• PROBLEM DESCRIPTION:
Extract the full set of records that follows, word for word.

Saved data entries:
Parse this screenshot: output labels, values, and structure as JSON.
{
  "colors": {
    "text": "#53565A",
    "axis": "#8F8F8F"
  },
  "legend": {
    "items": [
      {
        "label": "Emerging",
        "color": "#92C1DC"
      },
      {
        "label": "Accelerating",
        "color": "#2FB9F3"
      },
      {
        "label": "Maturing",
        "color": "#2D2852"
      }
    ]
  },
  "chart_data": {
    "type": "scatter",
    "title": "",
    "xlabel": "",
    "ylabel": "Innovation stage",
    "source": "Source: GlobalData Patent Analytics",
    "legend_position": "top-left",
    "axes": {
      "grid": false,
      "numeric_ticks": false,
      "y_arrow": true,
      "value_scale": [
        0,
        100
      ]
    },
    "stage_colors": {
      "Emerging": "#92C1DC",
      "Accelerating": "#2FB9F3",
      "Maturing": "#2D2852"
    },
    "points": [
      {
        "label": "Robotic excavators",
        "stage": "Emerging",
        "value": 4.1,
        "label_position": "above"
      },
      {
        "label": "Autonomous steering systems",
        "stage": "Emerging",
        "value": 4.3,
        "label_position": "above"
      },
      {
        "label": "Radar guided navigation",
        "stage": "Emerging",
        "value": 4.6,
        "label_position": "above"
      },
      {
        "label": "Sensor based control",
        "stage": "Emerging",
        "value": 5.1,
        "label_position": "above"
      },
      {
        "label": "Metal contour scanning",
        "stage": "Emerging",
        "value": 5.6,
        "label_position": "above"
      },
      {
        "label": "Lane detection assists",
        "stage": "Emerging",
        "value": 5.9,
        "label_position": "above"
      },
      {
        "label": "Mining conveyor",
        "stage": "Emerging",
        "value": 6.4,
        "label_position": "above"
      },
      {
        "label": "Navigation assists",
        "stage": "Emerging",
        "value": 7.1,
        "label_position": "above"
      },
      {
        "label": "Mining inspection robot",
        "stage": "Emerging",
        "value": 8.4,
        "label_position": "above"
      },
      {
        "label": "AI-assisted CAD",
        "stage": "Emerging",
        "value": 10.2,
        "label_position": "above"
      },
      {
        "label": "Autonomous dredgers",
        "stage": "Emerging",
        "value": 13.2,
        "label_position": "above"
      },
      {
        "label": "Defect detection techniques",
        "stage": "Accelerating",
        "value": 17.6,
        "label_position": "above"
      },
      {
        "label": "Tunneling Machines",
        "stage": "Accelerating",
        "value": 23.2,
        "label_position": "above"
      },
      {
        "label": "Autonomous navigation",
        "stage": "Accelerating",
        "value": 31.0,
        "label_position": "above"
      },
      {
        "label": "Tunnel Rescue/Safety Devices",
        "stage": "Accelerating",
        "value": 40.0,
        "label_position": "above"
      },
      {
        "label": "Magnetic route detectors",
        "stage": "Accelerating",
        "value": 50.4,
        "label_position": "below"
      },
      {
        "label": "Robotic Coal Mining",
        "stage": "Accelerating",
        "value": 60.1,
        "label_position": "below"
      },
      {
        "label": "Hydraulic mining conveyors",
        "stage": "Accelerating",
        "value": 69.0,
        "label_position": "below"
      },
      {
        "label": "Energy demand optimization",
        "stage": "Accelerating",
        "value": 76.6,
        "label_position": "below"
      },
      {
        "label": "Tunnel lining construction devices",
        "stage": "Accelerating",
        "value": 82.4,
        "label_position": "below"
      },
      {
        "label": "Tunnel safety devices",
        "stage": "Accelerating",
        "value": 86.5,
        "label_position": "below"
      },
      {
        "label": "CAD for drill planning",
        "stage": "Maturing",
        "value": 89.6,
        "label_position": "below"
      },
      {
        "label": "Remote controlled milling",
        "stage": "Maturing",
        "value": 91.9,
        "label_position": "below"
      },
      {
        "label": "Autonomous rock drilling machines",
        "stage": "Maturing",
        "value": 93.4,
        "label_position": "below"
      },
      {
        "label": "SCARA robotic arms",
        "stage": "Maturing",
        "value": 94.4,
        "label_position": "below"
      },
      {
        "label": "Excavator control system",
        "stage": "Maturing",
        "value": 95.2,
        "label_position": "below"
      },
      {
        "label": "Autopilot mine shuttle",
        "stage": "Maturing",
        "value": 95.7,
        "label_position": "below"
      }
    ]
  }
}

• SOLUTION FOR THIS TASK:
Parse this screenshot: output labels, values, and structure as JSON.
{
  "colors": {
    "text": "#53565A",
    "axis": "#8F8F8F"
  },
  "legend": {
    "items": [
      {
        "label": "Emerging",
        "color": "#92C1DC"
      },
      {
        "label": "Accelerating",
        "color": "#2FB9F3"
      },
      {
        "label": "Maturing",
        "color": "#2D2852"
      }
    ]
  },
  "chart_data": {
    "type": "scatter",
    "title": "",
    "xlabel": "",
    "ylabel": "Innovation stage",
    "source": "Source: GlobalData Patent Analytics",
    "legend_position": "top-left",
    "axes": {
      "grid": false,
      "numeric_ticks": false,
      "y_arrow": true,
      "value_scale": [
        0,
        100
      ]
    },
    "stage_colors": {
      "Emerging": "#92C1DC",
      "Accelerating": "#2FB9F3",
      "Maturing": "#2D2852"
    },
    "points": [
      {
        "label": "Robotic excavators",
        "stage": "Emerging",
        "value": 4.1,
        "label_position": "above"
      },
      {
        "label": "Autonomous steering systems",
        "stage": "Emerging",
        "value": 4.3,
        "label_position": "above"
      },
      {
        "label": "Radar guided navigation",
        "stage": "Emerging",
        "value": 4.6,
        "label_position": "above"
      },
      {
        "label": "Sensor based control",
        "stage": "Emerging",
        "value": 5.1,
        "label_position": "above"
      },
      {
        "label": "Metal contour scanning",
        "stage": "Emerging",
        "value": 5.6,
        "label_position": "above"
      },
      {
        "label": "Lane detection assists",
        "stage": "Emerging",
        "value": 5.9,
        "label_position": "above"
      },
      {
        "label": "Mining conveyor",
        "stage": "Emerging",
        "value": 6.4,
        "label_position": "above"
      },
      {
        "label": "Navigation assists",
        "stage": "Emerging",
        "value": 7.1,
        "label_position": "above"
      },
      {
        "label": "Mining inspection robot",
        "stage": "Emerging",
        "value": 8.4,
        "label_position": "above"
      },
      {
        "label": "AI-assisted CAD",
        "stage": "Emerging",
        "value": 10.2,
        "label_position": "above"
      },
      {
        "label": "Autonomous dredgers",
        "stage": "Emerging",
        "value": 13.2,
        "label_position": "above"
      },
      {
        "label": "Defect detection techniques",
        "stage": "Accelerating",
        "value": 17.6,
        "label_position": "above"
      },
      {
        "label": "Tunneling Machines",
        "stage": "Accelerating",
        "value": 23.2,
        "label_position": "above"
      },
      {
        "label": "Autonomous navigation",
        "stage": "Accelerating",
        "value": 31.0,
        "label_position": "above"
      },
      {
        "label": "Tunnel Rescue/Safety Devices",
        "stage": "Accelerating",
        "value": 40.0,
        "label_position": "above"
      },
      {
        "label": "Magnetic route detectors",
        "stage": "Accelerating",
        "value": 50.4,
        "label_position": "below"
      },
      {
        "label": "Robotic Coal Mining",
        "stage": "Accelerating",
        "value": 60.1,
        "label_position": "below"
      },
      {
        "label": "Hydraulic mining conveyors",
        "stage": "Accelerating",
        "value": 69.0,
        "label_position": "below"
      },
      {
        "label": "Energy demand optimization",
        "stage": "Accelerating",
        "value": 76.6,
        "label_position": "below"
      },
      {
        "label": "Tunnel lining construction devices",
        "stage": "Accelerating",
        "value": 82.4,
        "label_position": "below"
      },
      {
        "label": "Tunnel safety devices",
        "stage": "Accelerating",
        "value": 86.5,
        "label_position": "below"
      },
      {
        "label": "CAD for drill planning",
        "stage": "Maturing",
        "value": 89.6,
        "label_position": "below"
      },
      {
        "label": "Remote controlled milling",
        "stage": "Maturing",
        "value": 91.9,
        "label_position": "below"
      },
      {
        "label": "Autonomous rock drilling machines",
        "stage": "Maturing",
        "value": 93.4,
        "label_position": "below"
      },
      {
        "label": "SCARA robotic arms",
        "stage": "Maturing",
        "value": 94.4,
        "label_position": "below"
      },
      {
        "label": "Excavator control system",
        "stage": "Maturing",
        "value": 95.2,
        "label_position": "below"
      },
      {
        "label": "Autopilot mine shuttle",
        "stage": "Maturing",
        "value": 95.7,
        "label_position": "below"
      }
    ]
  }
}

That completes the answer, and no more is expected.